## To be done
Copy each line exactly. Leave nothing out.

▬▬▬

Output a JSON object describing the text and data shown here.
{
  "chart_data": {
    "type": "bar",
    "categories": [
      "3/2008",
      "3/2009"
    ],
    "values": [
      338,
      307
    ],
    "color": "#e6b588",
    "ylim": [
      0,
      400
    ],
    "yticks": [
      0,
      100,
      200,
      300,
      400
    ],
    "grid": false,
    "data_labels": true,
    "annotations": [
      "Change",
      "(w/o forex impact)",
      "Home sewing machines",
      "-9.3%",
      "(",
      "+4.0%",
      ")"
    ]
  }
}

▬▬▬

## Finished answer
Output a JSON object describing the text and data shown here.
{
  "chart_data": {
    "type": "bar",
    "categories": [
      "3/2008",
      "3/2009"
    ],
    "values": [
      338,
      307
    ],
    "color": "#e6b588",
    "ylim": [
      0,
      400
    ],
    "yticks": [
      0,
      100,
      200,
      300,
      400
    ],
    "grid": false,
    "data_labels": true,
    "annotations": [
      "Change",
      "(w/o forex impact)",
      "Home sewing machines",
      "-9.3%",
      "(",
      "+4.0%",
      ")"
    ]
  }
}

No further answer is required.